Supplied entries.
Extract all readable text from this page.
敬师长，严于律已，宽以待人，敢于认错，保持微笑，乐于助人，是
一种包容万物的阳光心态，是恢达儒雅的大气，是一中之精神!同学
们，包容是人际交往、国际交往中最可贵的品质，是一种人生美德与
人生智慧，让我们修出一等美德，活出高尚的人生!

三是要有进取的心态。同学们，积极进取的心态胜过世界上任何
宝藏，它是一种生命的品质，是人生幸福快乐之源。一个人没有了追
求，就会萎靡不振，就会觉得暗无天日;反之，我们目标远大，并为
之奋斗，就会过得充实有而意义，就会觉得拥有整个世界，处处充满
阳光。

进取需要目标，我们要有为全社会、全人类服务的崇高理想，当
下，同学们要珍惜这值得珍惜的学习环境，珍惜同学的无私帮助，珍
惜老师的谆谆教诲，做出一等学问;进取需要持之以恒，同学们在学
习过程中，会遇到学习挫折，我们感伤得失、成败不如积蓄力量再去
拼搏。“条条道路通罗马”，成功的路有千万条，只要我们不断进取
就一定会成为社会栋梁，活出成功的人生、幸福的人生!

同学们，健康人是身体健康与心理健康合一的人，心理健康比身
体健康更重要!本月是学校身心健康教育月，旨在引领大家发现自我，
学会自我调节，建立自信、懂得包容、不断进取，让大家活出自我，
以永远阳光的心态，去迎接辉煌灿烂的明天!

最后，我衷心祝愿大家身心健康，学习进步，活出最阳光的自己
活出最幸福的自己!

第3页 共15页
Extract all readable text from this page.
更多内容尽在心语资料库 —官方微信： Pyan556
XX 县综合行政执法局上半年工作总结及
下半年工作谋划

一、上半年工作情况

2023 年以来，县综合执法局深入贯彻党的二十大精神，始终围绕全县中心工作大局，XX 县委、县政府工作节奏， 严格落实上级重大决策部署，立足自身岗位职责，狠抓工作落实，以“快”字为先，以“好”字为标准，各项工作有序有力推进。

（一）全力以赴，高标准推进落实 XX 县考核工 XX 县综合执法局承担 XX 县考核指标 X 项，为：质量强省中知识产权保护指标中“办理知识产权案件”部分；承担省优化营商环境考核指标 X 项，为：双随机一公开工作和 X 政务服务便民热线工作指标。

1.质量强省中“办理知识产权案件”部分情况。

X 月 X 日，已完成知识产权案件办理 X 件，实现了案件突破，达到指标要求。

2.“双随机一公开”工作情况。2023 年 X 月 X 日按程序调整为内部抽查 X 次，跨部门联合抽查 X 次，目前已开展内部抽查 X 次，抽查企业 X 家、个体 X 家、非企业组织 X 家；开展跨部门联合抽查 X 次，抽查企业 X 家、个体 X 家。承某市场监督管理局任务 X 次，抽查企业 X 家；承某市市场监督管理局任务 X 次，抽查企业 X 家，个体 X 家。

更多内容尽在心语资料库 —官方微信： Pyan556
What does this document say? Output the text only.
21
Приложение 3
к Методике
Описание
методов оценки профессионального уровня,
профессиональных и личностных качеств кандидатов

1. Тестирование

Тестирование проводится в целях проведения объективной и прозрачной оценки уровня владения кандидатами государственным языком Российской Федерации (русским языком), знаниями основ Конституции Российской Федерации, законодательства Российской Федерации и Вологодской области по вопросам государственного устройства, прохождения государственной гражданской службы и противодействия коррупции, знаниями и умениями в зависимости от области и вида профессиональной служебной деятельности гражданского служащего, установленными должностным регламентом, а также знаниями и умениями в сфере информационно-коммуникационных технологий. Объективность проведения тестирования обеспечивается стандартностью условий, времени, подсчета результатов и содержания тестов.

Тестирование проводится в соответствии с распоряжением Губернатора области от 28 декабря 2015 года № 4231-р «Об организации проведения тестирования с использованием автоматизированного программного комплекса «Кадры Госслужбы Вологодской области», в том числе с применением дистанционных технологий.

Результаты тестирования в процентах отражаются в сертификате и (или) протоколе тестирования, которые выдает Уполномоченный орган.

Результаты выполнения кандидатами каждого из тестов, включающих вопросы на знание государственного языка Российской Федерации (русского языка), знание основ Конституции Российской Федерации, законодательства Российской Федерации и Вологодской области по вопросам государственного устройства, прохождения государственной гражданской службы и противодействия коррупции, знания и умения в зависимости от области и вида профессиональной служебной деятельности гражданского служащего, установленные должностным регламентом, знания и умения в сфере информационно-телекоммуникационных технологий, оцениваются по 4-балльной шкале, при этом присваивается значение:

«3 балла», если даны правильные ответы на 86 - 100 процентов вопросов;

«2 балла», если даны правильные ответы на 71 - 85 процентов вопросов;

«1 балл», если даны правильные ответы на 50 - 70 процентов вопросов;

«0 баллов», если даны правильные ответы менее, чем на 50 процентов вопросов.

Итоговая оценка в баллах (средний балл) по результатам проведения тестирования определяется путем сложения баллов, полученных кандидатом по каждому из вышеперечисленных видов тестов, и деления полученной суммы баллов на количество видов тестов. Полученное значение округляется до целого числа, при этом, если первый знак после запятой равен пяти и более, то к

Written instruction.
The word "вопросов" may occur in lines of the records. Report how many such lines there are, giving only the number.

Result.
4